- **TO DO**:
From the listing below, extract each entry exactly as written, minus the images.

- **RECORD LIST**:
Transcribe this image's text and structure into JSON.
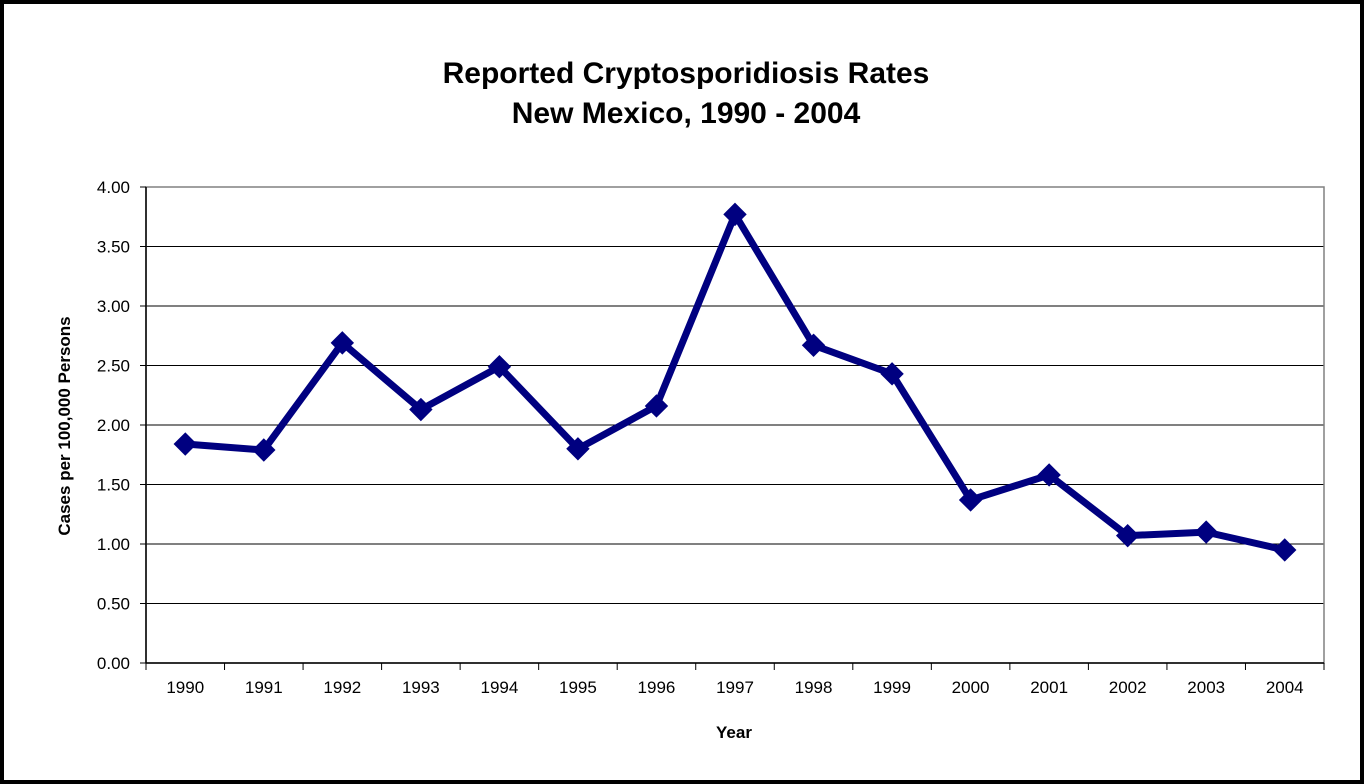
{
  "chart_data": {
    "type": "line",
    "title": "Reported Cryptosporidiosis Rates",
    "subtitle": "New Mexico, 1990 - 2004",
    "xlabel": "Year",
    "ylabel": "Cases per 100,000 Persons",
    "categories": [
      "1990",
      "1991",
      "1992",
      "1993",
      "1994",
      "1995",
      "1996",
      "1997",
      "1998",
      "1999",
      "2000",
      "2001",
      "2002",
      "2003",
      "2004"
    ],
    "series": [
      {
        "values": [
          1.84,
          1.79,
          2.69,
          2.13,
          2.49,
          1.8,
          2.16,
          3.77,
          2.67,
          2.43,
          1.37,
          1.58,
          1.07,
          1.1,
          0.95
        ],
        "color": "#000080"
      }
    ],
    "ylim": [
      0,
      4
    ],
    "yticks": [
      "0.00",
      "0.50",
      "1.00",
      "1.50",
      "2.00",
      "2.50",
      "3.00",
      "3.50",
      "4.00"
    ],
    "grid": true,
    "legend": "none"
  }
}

- **THE COMPLETED TASK**:
Transcribe this image's text and structure into JSON.
{
  "chart_data": {
    "type": "line",
    "title": "Reported Cryptosporidiosis Rates",
    "subtitle": "New Mexico, 1990 - 2004",
    "xlabel": "Year",
    "ylabel": "Cases per 100,000 Persons",
    "categories": [
      "1990",
      "1991",
      "1992",
      "1993",
      "1994",
      "1995",
      "1996",
      "1997",
      "1998",
      "1999",
      "2000",
      "2001",
      "2002",
      "2003",
      "2004"
    ],
    "series": [
      {
        "values": [
          1.84,
          1.79,
          2.69,
          2.13,
          2.49,
          1.8,
          2.16,
          3.77,
          2.67,
          2.43,
          1.37,
          1.58,
          1.07,
          1.1,
          0.95
        ],
        "color": "#000080"
      }
    ],
    "ylim": [
      0,
      4
    ],
    "yticks": [
      "0.00",
      "0.50",
      "1.00",
      "1.50",
      "2.00",
      "2.50",
      "3.00",
      "3.50",
      "4.00"
    ],
    "grid": true,
    "legend": "none"
  }
}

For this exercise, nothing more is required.